_The problem_: Copy each line below in which the string "JSON" occurs.

Entries taken from a collection:
>> start
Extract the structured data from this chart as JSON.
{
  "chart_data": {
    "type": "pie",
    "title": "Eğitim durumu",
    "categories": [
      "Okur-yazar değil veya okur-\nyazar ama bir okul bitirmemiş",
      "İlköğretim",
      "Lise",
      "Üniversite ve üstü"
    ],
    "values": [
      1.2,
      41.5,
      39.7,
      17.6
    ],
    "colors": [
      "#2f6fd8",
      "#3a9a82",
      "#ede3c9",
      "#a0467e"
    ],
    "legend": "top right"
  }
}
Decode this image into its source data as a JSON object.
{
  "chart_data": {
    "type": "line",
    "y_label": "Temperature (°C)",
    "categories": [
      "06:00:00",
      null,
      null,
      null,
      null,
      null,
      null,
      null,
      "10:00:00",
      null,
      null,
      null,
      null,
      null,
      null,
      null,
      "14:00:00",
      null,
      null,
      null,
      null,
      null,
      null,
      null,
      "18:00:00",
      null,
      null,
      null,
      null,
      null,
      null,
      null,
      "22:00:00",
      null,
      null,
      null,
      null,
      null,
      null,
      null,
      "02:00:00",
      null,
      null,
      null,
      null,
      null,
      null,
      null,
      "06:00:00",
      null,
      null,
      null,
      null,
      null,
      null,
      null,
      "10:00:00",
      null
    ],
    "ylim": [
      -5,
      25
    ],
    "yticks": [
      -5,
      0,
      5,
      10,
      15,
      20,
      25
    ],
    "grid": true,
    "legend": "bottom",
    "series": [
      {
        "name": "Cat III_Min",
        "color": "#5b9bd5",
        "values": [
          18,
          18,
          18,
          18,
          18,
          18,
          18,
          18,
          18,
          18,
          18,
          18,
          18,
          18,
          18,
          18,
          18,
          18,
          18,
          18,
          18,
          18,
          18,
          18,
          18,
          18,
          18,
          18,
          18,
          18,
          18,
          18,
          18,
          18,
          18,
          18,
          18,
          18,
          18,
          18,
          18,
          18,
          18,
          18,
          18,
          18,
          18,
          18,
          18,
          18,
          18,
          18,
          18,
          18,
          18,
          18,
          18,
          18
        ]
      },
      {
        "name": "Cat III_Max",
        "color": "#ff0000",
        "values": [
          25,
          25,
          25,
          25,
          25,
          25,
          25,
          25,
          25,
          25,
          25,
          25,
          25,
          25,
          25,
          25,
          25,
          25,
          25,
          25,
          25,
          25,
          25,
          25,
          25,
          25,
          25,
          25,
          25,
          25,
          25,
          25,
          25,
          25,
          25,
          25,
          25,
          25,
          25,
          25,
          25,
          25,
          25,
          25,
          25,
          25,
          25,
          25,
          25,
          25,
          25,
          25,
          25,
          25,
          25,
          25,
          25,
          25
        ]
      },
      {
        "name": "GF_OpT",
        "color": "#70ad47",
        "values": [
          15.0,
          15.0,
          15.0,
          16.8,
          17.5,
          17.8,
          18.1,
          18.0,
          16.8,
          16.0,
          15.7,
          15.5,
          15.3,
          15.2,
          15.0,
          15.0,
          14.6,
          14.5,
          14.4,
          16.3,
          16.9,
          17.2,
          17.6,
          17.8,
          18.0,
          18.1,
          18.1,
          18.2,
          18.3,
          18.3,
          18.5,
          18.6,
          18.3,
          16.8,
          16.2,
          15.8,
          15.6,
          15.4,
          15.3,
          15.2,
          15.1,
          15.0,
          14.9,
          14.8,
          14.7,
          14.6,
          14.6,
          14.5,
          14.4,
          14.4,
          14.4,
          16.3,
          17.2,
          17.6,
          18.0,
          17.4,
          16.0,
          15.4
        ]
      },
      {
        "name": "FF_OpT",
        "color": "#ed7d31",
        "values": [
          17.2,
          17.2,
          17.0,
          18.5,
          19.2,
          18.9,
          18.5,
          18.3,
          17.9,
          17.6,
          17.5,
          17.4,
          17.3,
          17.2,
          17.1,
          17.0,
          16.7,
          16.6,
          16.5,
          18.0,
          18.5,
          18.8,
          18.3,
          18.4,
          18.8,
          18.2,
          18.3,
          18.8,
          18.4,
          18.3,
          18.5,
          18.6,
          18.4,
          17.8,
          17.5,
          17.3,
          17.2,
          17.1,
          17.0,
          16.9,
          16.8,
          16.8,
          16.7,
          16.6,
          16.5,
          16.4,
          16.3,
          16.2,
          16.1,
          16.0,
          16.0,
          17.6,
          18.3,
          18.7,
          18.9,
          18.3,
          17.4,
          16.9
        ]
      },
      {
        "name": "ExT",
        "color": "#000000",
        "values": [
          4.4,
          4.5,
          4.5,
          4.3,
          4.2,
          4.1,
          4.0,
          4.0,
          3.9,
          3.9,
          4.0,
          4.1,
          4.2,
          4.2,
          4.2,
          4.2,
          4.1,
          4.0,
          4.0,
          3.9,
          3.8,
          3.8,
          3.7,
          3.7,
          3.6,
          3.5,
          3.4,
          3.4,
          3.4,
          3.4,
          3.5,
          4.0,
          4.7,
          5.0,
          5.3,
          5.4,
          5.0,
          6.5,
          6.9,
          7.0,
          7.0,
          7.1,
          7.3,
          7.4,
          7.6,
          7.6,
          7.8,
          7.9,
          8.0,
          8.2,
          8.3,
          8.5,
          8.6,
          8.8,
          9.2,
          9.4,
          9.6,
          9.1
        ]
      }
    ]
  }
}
>> end
_Correct result_:
Extract the structured data from this chart as JSON.
Decode this image into its source data as a JSON object.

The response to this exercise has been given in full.